→ EXERCISE GOAL: Reproduce verbatim the lines of the data below, starting at the line that contains "336, 206, 340]" and ending at the line that contains "103, 108, 105]", with both of those lines included.

[BEGIN GIVEN DATA]

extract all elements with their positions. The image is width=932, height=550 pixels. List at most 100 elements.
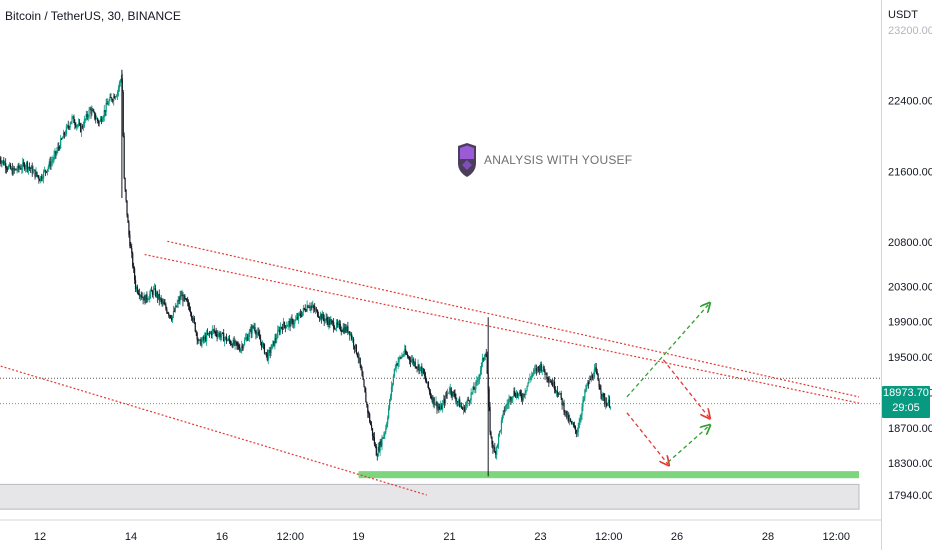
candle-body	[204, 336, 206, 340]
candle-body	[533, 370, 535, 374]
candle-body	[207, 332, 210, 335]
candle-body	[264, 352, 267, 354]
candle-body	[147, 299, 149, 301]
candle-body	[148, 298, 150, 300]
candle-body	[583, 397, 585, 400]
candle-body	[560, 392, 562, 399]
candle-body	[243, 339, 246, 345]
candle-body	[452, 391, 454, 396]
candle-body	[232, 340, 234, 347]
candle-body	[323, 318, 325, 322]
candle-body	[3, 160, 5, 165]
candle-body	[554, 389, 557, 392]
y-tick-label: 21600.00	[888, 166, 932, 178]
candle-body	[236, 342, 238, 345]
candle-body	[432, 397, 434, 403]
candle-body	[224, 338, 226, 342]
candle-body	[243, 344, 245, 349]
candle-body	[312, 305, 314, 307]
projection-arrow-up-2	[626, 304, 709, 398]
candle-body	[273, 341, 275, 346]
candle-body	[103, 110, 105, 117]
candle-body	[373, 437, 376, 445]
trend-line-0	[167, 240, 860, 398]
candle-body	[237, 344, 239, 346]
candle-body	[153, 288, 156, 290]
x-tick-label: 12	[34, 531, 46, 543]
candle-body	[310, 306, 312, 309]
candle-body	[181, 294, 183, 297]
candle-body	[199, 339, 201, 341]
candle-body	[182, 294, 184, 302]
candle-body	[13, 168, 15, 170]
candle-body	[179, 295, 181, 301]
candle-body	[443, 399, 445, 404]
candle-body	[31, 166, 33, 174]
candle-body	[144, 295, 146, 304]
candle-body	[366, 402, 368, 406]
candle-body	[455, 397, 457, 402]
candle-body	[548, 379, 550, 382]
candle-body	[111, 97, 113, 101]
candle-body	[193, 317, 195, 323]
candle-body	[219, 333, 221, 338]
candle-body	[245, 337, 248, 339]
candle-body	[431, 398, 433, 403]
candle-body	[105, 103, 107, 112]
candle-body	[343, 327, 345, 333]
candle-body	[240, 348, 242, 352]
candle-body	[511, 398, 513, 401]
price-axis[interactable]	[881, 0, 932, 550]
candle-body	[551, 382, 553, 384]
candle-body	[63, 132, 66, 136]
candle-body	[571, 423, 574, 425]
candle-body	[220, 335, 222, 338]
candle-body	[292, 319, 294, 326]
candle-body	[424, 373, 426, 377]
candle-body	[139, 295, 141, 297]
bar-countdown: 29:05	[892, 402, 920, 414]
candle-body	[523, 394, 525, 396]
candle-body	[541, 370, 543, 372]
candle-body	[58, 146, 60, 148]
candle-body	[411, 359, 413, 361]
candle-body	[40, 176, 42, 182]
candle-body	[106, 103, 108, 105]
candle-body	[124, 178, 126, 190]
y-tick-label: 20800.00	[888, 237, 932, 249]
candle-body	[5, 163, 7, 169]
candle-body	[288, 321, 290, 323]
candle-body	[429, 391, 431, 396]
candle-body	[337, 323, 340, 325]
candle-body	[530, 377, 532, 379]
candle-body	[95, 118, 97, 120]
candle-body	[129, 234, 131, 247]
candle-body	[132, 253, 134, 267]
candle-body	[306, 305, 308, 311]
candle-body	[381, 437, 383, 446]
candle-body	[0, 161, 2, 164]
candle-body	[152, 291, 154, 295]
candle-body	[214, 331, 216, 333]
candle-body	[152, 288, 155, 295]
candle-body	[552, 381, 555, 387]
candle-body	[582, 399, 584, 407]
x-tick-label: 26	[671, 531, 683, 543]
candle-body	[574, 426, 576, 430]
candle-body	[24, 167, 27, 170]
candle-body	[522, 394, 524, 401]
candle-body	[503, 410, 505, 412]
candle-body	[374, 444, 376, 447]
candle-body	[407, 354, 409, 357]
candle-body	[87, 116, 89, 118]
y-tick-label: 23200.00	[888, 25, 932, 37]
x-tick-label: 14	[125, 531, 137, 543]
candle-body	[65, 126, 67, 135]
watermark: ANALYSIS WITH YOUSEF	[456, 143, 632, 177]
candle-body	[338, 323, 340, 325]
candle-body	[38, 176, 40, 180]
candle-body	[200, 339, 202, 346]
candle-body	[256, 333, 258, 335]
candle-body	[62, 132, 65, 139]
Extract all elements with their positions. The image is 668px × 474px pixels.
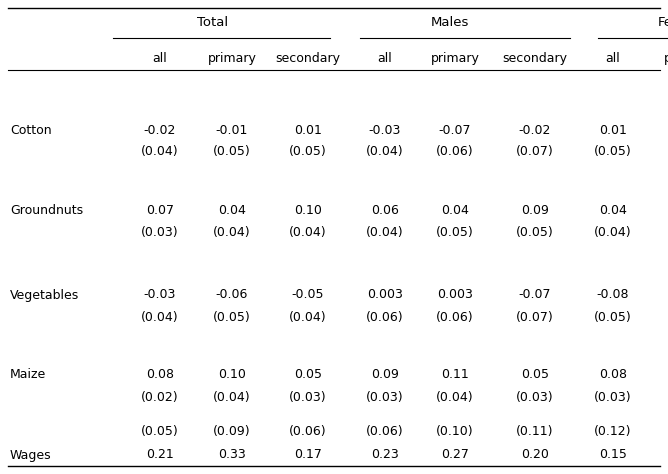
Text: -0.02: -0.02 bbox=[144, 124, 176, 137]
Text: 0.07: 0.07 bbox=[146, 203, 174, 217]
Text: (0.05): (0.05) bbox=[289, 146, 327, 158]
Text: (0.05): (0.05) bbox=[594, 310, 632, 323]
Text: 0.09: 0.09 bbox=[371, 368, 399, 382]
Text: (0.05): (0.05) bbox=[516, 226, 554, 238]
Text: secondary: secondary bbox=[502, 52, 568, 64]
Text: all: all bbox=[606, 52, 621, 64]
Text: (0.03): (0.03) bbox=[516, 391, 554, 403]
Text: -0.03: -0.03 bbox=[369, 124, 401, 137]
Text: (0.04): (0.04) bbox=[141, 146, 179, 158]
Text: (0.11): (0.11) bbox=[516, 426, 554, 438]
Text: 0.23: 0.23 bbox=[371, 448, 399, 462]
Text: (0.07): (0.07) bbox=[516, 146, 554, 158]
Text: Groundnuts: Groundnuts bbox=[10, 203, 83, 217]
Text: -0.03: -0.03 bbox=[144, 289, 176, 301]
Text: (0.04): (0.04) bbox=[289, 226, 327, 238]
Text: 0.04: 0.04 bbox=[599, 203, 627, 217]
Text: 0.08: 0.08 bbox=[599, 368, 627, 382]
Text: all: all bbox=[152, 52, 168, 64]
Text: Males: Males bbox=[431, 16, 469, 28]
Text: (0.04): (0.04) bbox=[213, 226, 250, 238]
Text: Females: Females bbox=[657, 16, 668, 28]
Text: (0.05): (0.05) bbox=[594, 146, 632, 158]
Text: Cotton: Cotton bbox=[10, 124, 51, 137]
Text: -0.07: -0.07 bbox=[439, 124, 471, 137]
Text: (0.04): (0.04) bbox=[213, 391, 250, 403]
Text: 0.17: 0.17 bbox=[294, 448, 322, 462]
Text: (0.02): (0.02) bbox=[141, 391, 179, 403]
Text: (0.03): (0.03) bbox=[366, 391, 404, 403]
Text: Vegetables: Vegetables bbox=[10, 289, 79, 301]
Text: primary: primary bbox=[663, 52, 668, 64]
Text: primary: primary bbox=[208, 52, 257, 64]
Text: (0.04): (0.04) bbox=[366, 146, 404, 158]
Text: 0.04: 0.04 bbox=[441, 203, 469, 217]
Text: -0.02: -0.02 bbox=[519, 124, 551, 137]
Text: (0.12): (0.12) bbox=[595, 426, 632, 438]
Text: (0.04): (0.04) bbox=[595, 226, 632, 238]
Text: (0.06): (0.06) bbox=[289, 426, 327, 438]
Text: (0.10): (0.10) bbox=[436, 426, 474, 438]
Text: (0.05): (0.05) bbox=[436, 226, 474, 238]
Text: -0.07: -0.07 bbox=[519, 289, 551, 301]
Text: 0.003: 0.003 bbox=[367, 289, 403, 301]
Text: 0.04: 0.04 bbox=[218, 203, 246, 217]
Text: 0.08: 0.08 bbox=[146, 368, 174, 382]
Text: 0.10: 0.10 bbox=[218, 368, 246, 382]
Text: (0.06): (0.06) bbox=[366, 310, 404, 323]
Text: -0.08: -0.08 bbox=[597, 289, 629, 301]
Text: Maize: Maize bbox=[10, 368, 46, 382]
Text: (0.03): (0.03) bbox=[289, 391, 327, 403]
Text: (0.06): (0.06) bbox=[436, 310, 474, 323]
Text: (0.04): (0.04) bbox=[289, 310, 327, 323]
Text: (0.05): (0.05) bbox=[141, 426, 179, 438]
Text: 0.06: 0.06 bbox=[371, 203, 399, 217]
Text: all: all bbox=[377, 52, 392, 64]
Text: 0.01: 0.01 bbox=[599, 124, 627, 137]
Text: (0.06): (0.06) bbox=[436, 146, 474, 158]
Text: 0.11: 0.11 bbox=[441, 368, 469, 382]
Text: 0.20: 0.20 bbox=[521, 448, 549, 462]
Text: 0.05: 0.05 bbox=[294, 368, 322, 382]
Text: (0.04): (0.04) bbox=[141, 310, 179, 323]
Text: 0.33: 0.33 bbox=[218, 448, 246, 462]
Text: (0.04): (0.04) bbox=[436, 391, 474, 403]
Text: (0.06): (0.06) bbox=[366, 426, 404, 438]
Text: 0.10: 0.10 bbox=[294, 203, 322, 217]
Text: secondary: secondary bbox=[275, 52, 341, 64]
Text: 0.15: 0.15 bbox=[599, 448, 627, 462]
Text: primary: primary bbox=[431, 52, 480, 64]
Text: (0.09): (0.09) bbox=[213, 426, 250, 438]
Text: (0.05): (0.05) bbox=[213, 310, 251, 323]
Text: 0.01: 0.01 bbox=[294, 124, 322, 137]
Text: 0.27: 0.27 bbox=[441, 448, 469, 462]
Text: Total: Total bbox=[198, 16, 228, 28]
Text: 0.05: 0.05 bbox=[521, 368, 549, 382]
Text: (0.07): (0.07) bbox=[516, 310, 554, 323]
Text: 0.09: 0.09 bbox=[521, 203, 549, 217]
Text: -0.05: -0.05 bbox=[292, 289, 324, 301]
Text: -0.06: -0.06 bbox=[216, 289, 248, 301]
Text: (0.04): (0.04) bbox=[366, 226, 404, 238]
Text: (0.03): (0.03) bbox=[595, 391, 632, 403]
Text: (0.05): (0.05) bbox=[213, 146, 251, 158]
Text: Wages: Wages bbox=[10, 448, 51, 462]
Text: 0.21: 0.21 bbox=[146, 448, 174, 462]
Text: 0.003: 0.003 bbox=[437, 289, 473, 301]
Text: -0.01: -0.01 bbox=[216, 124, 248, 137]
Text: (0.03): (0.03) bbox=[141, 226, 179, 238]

[END GIVEN DATA]

→ RESULT FOR THIS EXERCISE:
candle-body	[204, 336, 206, 340]
candle-body	[533, 370, 535, 374]
candle-body	[207, 332, 210, 335]
candle-body	[264, 352, 267, 354]
candle-body	[147, 299, 149, 301]
candle-body	[148, 298, 150, 300]
candle-body	[583, 397, 585, 400]
candle-body	[560, 392, 562, 399]
candle-body	[243, 339, 246, 345]
candle-body	[452, 391, 454, 396]
candle-body	[232, 340, 234, 347]
candle-body	[323, 318, 325, 322]
candle-body	[3, 160, 5, 165]
candle-body	[554, 389, 557, 392]
y-tick-label: 21600.00	[888, 166, 932, 178]
candle-body	[236, 342, 238, 345]
candle-body	[432, 397, 434, 403]
candle-body	[224, 338, 226, 342]
candle-body	[243, 344, 245, 349]
candle-body	[312, 305, 314, 307]
projection-arrow-up-2	[626, 304, 709, 398]
candle-body	[273, 341, 275, 346]
candle-body	[103, 110, 105, 117]
candle-body	[373, 437, 376, 445]
trend-line-0	[167, 240, 860, 398]
candle-body	[237, 344, 239, 346]
candle-body	[153, 288, 156, 290]
x-tick-label: 12	[34, 531, 46, 543]
candle-body	[310, 306, 312, 309]
candle-body	[181, 294, 183, 297]
candle-body	[199, 339, 201, 341]
candle-body	[182, 294, 184, 302]
candle-body	[13, 168, 15, 170]
candle-body	[179, 295, 181, 301]
candle-body	[443, 399, 445, 404]
candle-body	[31, 166, 33, 174]
candle-body	[144, 295, 146, 304]
candle-body	[366, 402, 368, 406]
candle-body	[455, 397, 457, 402]
candle-body	[548, 379, 550, 382]
candle-body	[111, 97, 113, 101]
candle-body	[193, 317, 195, 323]
candle-body	[219, 333, 221, 338]
candle-body	[245, 337, 248, 339]
candle-body	[431, 398, 433, 403]
candle-body	[105, 103, 107, 112]
candle-body	[343, 327, 345, 333]
candle-body	[240, 348, 242, 352]
candle-body	[511, 398, 513, 401]
price-axis[interactable]	[881, 0, 932, 550]
candle-body	[551, 382, 553, 384]
candle-body	[63, 132, 66, 136]
candle-body	[571, 423, 574, 425]
candle-body	[220, 335, 222, 338]
candle-body	[292, 319, 294, 326]
candle-body	[424, 373, 426, 377]
candle-body	[139, 295, 141, 297]
bar-countdown: 29:05	[892, 402, 920, 414]
candle-body	[523, 394, 525, 396]
candle-body	[541, 370, 543, 372]
candle-body	[58, 146, 60, 148]
candle-body	[411, 359, 413, 361]
candle-body	[40, 176, 42, 182]
candle-body	[106, 103, 108, 105]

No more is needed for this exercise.